(Rows from a dataset)

* START *

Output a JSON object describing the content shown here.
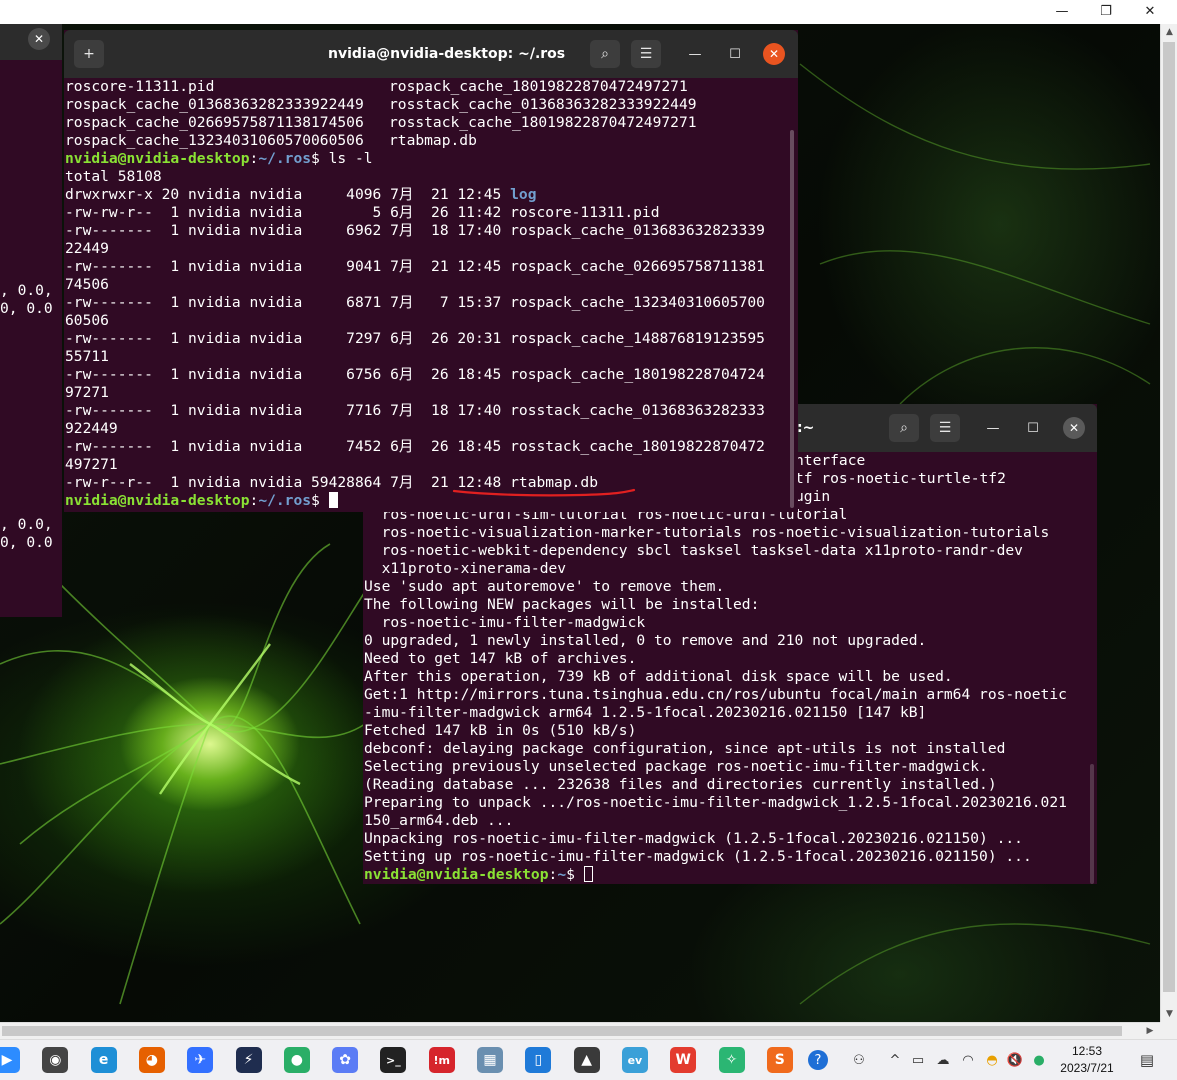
{
  "host_window": {
    "minimize_glyph": "—",
    "restore_glyph": "❐",
    "close_glyph": "✕"
  },
  "background_terminal": {
    "close_glyph": "✕",
    "lines": [
      "",
      "",
      "",
      "",
      "",
      "",
      "",
      "",
      "",
      "",
      "",
      "",
      ", 0.0,",
      "0, 0.0",
      "",
      "",
      "",
      "",
      "",
      "",
      "",
      "",
      "",
      "",
      "",
      ", 0.0,",
      "0, 0.0"
    ]
  },
  "term1": {
    "title": "nvidia@nvidia-desktop: ~/.ros",
    "new_tab_glyph": "+",
    "search_glyph": "⌕",
    "menu_glyph": "☰",
    "minimize_glyph": "—",
    "maximize_glyph": "☐",
    "close_glyph": "✕",
    "close_color": "#e95420",
    "top_lines": [
      {
        "a": "roscore-11311.pid",
        "b": "rospack_cache_18019822870472497271"
      },
      {
        "a": "rospack_cache_01368363282333922449",
        "b": "rosstack_cache_01368363282333922449"
      },
      {
        "a": "rospack_cache_02669575871138174506",
        "b": "rosstack_cache_18019822870472497271"
      },
      {
        "a": "rospack_cache_13234031060570060506",
        "b": "rtabmap.db"
      }
    ],
    "prompt_user": "nvidia@nvidia-desktop",
    "prompt_sep": ":",
    "prompt_path": "~/.ros",
    "prompt_dollar": "$ ",
    "command": "ls -l",
    "total": "total 58108",
    "entries": [
      {
        "meta": "drwxrwxr-x 20 nvidia nvidia     4096 7月  21 12:45 ",
        "name": "log",
        "dir": true
      },
      {
        "meta": "-rw-rw-r--  1 nvidia nvidia        5 6月  26 11:42 ",
        "name": "roscore-11311.pid",
        "dir": false
      },
      {
        "meta": "-rw-------  1 nvidia nvidia     6962 7月  18 17:40 ",
        "name": "rospack_cache_013683632823339",
        "dir": false
      },
      {
        "meta": "",
        "name": "22449",
        "dir": false
      },
      {
        "meta": "-rw-------  1 nvidia nvidia     9041 7月  21 12:45 ",
        "name": "rospack_cache_026695758711381",
        "dir": false
      },
      {
        "meta": "",
        "name": "74506",
        "dir": false
      },
      {
        "meta": "-rw-------  1 nvidia nvidia     6871 7月   7 15:37 ",
        "name": "rospack_cache_132340310605700",
        "dir": false
      },
      {
        "meta": "",
        "name": "60506",
        "dir": false
      },
      {
        "meta": "-rw-------  1 nvidia nvidia     7297 6月  26 20:31 ",
        "name": "rospack_cache_148876819123595",
        "dir": false
      },
      {
        "meta": "",
        "name": "55711",
        "dir": false
      },
      {
        "meta": "-rw-------  1 nvidia nvidia     6756 6月  26 18:45 ",
        "name": "rospack_cache_180198228704724",
        "dir": false
      },
      {
        "meta": "",
        "name": "97271",
        "dir": false
      },
      {
        "meta": "-rw-------  1 nvidia nvidia     7716 7月  18 17:40 ",
        "name": "rosstack_cache_01368363282333",
        "dir": false
      },
      {
        "meta": "",
        "name": "922449",
        "dir": false
      },
      {
        "meta": "-rw-------  1 nvidia nvidia     7452 6月  26 18:45 ",
        "name": "rosstack_cache_18019822870472",
        "dir": false
      },
      {
        "meta": "",
        "name": "497271",
        "dir": false
      },
      {
        "meta": "-rw-r--r--  1 nvidia nvidia 59428864 7月  21 12:48 ",
        "name": "rtabmap.db",
        "dir": false
      }
    ]
  },
  "term2": {
    "title_fragment": ":~",
    "search_glyph": "⌕",
    "menu_glyph": "☰",
    "minimize_glyph": "—",
    "maximize_glyph": "☐",
    "close_glyph": "✕",
    "close_color": "#5a5a5a",
    "partial_lines": [
      "nterface",
      "tf ros-noetic-turtle-tf2",
      "ugin"
    ],
    "lines": [
      "  ros-noetic-urdf-sim-tutorial ros-noetic-urdf-tutorial",
      "  ros-noetic-visualization-marker-tutorials ros-noetic-visualization-tutorials",
      "  ros-noetic-webkit-dependency sbcl tasksel tasksel-data x11proto-randr-dev",
      "  x11proto-xinerama-dev",
      "Use 'sudo apt autoremove' to remove them.",
      "The following NEW packages will be installed:",
      "  ros-noetic-imu-filter-madgwick",
      "0 upgraded, 1 newly installed, 0 to remove and 210 not upgraded.",
      "Need to get 147 kB of archives.",
      "After this operation, 739 kB of additional disk space will be used.",
      "Get:1 http://mirrors.tuna.tsinghua.edu.cn/ros/ubuntu focal/main arm64 ros-noetic",
      "-imu-filter-madgwick arm64 1.2.5-1focal.20230216.021150 [147 kB]",
      "Fetched 147 kB in 0s (510 kB/s)",
      "debconf: delaying package configuration, since apt-utils is not installed",
      "Selecting previously unselected package ros-noetic-imu-filter-madgwick.",
      "(Reading database ... 232638 files and directories currently installed.)",
      "Preparing to unpack .../ros-noetic-imu-filter-madgwick_1.2.5-1focal.20230216.021",
      "150_arm64.deb ...",
      "Unpacking ros-noetic-imu-filter-madgwick (1.2.5-1focal.20230216.021150) ...",
      "Setting up ros-noetic-imu-filter-madgwick (1.2.5-1focal.20230216.021150) ..."
    ],
    "prompt_user": "nvidia@nvidia-desktop",
    "prompt_sep": ":",
    "prompt_path": "~",
    "prompt_dollar": "$ "
  },
  "taskbar": {
    "apps": [
      {
        "name": "zoom-icon",
        "glyph": "▶",
        "color": "#2d8cff"
      },
      {
        "name": "camera-icon",
        "glyph": "◉",
        "color": "#444444"
      },
      {
        "name": "edge-browser-icon",
        "glyph": "e",
        "color": "#1e8fd6"
      },
      {
        "name": "firefox-icon",
        "glyph": "◕",
        "color": "#e66000"
      },
      {
        "name": "feishu-icon",
        "glyph": "✈",
        "color": "#3370ff"
      },
      {
        "name": "powershell-icon",
        "glyph": "⚡",
        "color": "#1f2d4f"
      },
      {
        "name": "wechat-icon",
        "glyph": "●",
        "color": "#2aae67"
      },
      {
        "name": "photos-icon",
        "glyph": "✿",
        "color": "#5b7cf5"
      },
      {
        "name": "terminal-icon",
        "glyph": ">_",
        "color": "#222222"
      },
      {
        "name": "adobe-app-icon",
        "glyph": "!m",
        "color": "#d6252c"
      },
      {
        "name": "screenshot-tool-icon",
        "glyph": "▦",
        "color": "#6a8fb0"
      },
      {
        "name": "phone-link-icon",
        "glyph": "▯",
        "color": "#1f7ad8"
      },
      {
        "name": "image-viewer-icon",
        "glyph": "▲",
        "color": "#3a3a3a"
      },
      {
        "name": "everything-search-icon",
        "glyph": "ev",
        "color": "#3aa0d8"
      },
      {
        "name": "wps-office-icon",
        "glyph": "W",
        "color": "#e33b2e"
      },
      {
        "name": "pycharm-like-icon",
        "glyph": "✧",
        "color": "#2bb673"
      },
      {
        "name": "wps-slides-icon",
        "glyph": "S",
        "color": "#f06a1c"
      }
    ],
    "tray": [
      {
        "name": "help-icon",
        "glyph": "?"
      },
      {
        "name": "people-icon",
        "glyph": "⚇"
      },
      {
        "name": "show-hidden-icons",
        "glyph": "^"
      },
      {
        "name": "battery-icon",
        "glyph": "▭"
      },
      {
        "name": "sync-icon",
        "glyph": "☁"
      },
      {
        "name": "wifi-icon",
        "glyph": "◠"
      },
      {
        "name": "qq-icon",
        "glyph": "◓"
      },
      {
        "name": "volume-muted-icon",
        "glyph": "🔇"
      },
      {
        "name": "wechat-tray-icon",
        "glyph": "●"
      }
    ],
    "time": "12:53",
    "date": "2023/7/21",
    "notification_glyph": "▤"
  }
}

* END *

What needs to be done =
Scan the material above for the string "roscore" and report each line where you find it.

Result of this exercise =
        "a": "roscore-11311.pid",
        "name": "roscore-11311.pid",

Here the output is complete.